— Begin Data supplied —

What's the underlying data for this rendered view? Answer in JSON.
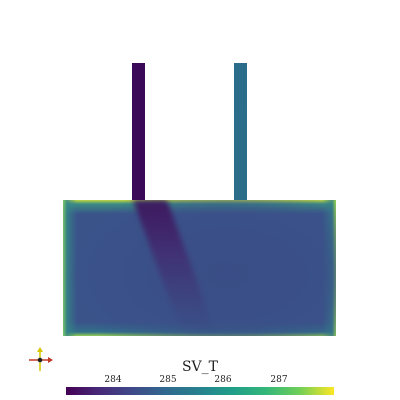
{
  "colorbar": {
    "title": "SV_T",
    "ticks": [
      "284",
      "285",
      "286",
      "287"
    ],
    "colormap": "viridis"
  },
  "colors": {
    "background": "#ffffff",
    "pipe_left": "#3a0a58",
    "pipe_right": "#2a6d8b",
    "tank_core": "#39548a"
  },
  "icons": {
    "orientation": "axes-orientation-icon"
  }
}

— End Data supplied —

*What you should do*.
Write out the material above once more, exactly as it reads, with no pictures.

*Response*.
What's the underlying data for this rendered view? Answer in JSON.
{
  "colorbar": {
    "title": "SV_T",
    "ticks": [
      "284",
      "285",
      "286",
      "287"
    ],
    "colormap": "viridis"
  },
  "colors": {
    "background": "#ffffff",
    "pipe_left": "#3a0a58",
    "pipe_right": "#2a6d8b",
    "tank_core": "#39548a"
  },
  "icons": {
    "orientation": "axes-orientation-icon"
  }
}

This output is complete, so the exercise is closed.